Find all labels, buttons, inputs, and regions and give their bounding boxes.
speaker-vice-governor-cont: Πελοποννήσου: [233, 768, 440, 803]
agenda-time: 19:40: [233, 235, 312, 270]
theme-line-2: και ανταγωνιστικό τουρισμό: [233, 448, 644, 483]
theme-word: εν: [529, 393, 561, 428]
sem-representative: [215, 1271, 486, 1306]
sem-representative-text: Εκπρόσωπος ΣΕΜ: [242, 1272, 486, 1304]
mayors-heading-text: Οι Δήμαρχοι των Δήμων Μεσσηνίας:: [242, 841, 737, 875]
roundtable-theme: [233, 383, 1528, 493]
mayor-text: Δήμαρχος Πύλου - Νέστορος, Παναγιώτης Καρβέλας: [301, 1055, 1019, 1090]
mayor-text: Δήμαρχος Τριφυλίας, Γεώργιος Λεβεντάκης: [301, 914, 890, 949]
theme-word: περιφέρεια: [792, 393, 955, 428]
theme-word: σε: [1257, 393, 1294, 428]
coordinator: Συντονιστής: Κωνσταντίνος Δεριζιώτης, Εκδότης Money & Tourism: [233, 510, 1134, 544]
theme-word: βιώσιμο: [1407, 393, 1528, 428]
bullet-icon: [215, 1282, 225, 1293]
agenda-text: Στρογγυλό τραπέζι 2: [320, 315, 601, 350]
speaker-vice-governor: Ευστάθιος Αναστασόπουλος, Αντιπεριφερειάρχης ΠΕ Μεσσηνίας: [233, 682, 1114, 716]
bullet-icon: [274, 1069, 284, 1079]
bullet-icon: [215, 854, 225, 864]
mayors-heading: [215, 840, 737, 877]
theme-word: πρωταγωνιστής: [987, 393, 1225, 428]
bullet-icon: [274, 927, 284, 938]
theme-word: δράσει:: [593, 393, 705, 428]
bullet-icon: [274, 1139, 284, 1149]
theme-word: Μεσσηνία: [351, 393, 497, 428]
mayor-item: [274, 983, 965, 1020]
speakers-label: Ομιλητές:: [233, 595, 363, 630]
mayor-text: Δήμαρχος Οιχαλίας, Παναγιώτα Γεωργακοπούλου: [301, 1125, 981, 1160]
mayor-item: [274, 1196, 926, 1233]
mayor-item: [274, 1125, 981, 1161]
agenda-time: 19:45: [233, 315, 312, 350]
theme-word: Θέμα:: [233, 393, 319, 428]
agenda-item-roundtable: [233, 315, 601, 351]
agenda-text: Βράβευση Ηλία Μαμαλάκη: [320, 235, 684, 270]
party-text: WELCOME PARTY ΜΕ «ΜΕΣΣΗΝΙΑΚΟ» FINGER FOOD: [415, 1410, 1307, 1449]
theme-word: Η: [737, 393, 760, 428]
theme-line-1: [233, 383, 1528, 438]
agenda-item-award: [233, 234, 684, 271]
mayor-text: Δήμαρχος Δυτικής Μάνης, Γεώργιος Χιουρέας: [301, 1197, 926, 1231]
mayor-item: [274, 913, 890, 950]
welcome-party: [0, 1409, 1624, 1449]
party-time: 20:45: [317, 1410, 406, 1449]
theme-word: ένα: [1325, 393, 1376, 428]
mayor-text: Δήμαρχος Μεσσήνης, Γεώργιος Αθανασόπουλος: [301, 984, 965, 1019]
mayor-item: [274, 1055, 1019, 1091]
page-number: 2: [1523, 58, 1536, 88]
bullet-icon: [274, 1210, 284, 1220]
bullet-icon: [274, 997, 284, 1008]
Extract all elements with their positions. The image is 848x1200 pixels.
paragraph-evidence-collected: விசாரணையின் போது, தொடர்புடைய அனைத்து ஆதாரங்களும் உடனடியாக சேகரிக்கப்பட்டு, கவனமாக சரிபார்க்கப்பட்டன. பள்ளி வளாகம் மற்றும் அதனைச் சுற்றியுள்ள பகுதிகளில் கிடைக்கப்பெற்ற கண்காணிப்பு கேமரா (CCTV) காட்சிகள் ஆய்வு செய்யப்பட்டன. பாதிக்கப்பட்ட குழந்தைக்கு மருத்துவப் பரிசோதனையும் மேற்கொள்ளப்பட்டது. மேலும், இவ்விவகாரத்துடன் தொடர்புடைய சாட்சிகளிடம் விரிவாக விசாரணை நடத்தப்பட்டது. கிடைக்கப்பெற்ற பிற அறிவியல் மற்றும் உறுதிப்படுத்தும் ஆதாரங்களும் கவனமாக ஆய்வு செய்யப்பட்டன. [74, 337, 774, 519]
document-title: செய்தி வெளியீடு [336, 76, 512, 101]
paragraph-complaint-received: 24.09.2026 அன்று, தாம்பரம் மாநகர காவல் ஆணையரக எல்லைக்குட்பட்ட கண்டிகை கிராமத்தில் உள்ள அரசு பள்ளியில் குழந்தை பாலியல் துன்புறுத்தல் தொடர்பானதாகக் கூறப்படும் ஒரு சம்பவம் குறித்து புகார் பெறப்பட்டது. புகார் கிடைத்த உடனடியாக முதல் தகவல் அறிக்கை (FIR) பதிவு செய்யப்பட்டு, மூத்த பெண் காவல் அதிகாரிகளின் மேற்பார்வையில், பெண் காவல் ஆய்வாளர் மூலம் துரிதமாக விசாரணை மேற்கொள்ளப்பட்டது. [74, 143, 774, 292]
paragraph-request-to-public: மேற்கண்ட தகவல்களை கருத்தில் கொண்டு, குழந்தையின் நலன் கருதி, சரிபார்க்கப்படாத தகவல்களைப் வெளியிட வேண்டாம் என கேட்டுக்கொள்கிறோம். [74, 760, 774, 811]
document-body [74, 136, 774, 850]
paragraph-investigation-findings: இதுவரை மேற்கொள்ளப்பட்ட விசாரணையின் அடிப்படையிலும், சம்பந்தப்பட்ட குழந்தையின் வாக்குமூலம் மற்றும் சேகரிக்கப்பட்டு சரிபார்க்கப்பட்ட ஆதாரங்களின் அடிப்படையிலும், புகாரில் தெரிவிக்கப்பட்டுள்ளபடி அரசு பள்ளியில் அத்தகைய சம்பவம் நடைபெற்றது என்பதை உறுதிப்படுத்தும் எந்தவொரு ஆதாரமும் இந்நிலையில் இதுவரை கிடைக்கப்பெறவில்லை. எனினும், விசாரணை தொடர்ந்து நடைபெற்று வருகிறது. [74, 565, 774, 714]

> **Stated problem**: Please copy out the entries again word for word, beginning with the very first line and stopping after the line that contains "bullet-icon: [215, 854, 225, 864]".

> **Result below**:
Find all labels, buttons, inputs, and regions and give their bounding boxes.
speaker-vice-governor-cont: Πελοποννήσου: [233, 768, 440, 803]
agenda-time: 19:40: [233, 235, 312, 270]
theme-line-2: και ανταγωνιστικό τουρισμό: [233, 448, 644, 483]
theme-word: εν: [529, 393, 561, 428]
sem-representative: [215, 1271, 486, 1306]
sem-representative-text: Εκπρόσωπος ΣΕΜ: [242, 1272, 486, 1304]
mayors-heading-text: Οι Δήμαρχοι των Δήμων Μεσσηνίας:: [242, 841, 737, 875]
roundtable-theme: [233, 383, 1528, 493]
mayor-text: Δήμαρχος Πύλου - Νέστορος, Παναγιώτης Καρβέλας: [301, 1055, 1019, 1090]
mayor-text: Δήμαρχος Τριφυλίας, Γεώργιος Λεβεντάκης: [301, 914, 890, 949]
theme-word: περιφέρεια: [792, 393, 955, 428]
theme-word: σε: [1257, 393, 1294, 428]
coordinator: Συντονιστής: Κωνσταντίνος Δεριζιώτης, Εκδότης Money & Tourism: [233, 510, 1134, 544]
theme-word: βιώσιμο: [1407, 393, 1528, 428]
bullet-icon: [215, 1282, 225, 1293]
agenda-text: Στρογγυλό τραπέζι 2: [320, 315, 601, 350]
speaker-vice-governor: Ευστάθιος Αναστασόπουλος, Αντιπεριφερειάρχης ΠΕ Μεσσηνίας: [233, 682, 1114, 716]
bullet-icon: [274, 1069, 284, 1079]
bullet-icon: [215, 854, 225, 864]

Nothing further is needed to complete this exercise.